● **Brief**
Each entry that follows must be output without any deviation.

● **Source data**
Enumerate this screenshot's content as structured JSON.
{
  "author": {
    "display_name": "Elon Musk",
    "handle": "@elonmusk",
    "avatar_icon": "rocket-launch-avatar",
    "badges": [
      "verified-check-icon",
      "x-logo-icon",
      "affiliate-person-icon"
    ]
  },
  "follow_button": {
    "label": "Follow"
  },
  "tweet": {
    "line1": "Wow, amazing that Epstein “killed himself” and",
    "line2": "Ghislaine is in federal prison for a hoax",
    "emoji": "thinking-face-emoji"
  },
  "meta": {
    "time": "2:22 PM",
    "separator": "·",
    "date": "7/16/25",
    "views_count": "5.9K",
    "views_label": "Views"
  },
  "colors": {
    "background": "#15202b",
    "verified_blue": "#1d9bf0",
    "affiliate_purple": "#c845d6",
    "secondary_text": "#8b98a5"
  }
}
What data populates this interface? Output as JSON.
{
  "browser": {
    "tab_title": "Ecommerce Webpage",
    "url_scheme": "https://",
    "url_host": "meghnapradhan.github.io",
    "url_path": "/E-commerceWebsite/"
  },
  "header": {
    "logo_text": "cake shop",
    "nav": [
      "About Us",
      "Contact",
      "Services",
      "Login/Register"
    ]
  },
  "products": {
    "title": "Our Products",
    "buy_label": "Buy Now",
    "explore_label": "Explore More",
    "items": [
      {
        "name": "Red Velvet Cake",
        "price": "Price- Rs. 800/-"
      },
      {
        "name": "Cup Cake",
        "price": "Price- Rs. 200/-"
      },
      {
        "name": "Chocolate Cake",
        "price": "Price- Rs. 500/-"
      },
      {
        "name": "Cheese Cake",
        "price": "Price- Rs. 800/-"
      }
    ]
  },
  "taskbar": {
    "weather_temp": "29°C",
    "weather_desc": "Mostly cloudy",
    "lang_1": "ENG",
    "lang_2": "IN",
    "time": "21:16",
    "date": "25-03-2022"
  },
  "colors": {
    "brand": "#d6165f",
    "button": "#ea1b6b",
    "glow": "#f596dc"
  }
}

● **Output of the task**
Enumerate this screenshot's content as structured JSON.
{
  "author": {
    "display_name": "Elon Musk",
    "handle": "@elonmusk",
    "avatar_icon": "rocket-launch-avatar",
    "badges": [
      "verified-check-icon",
      "x-logo-icon",
      "affiliate-person-icon"
    ]
  },
  "follow_button": {
    "label": "Follow"
  },
  "tweet": {
    "line1": "Wow, amazing that Epstein “killed himself” and",
    "line2": "Ghislaine is in federal prison for a hoax",
    "emoji": "thinking-face-emoji"
  },
  "meta": {
    "time": "2:22 PM",
    "separator": "·",
    "date": "7/16/25",
    "views_count": "5.9K",
    "views_label": "Views"
  },
  "colors": {
    "background": "#15202b",
    "verified_blue": "#1d9bf0",
    "affiliate_purple": "#c845d6",
    "secondary_text": "#8b98a5"
  }
}
What data populates this interface? Output as JSON.
{
  "browser": {
    "tab_title": "Ecommerce Webpage",
    "url_scheme": "https://",
    "url_host": "meghnapradhan.github.io",
    "url_path": "/E-commerceWebsite/"
  },
  "header": {
    "logo_text": "cake shop",
    "nav": [
      "About Us",
      "Contact",
      "Services",
      "Login/Register"
    ]
  },
  "products": {
    "title": "Our Products",
    "buy_label": "Buy Now",
    "explore_label": "Explore More",
    "items": [
      {
        "name": "Red Velvet Cake",
        "price": "Price- Rs. 800/-"
      },
      {
        "name": "Cup Cake",
        "price": "Price- Rs. 200/-"
      },
      {
        "name": "Chocolate Cake",
        "price": "Price- Rs. 500/-"
      },
      {
        "name": "Cheese Cake",
        "price": "Price- Rs. 800/-"
      }
    ]
  },
  "taskbar": {
    "weather_temp": "29°C",
    "weather_desc": "Mostly cloudy",
    "lang_1": "ENG",
    "lang_2": "IN",
    "time": "21:16",
    "date": "25-03-2022"
  },
  "colors": {
    "brand": "#d6165f",
    "button": "#ea1b6b",
    "glow": "#f596dc"
  }
}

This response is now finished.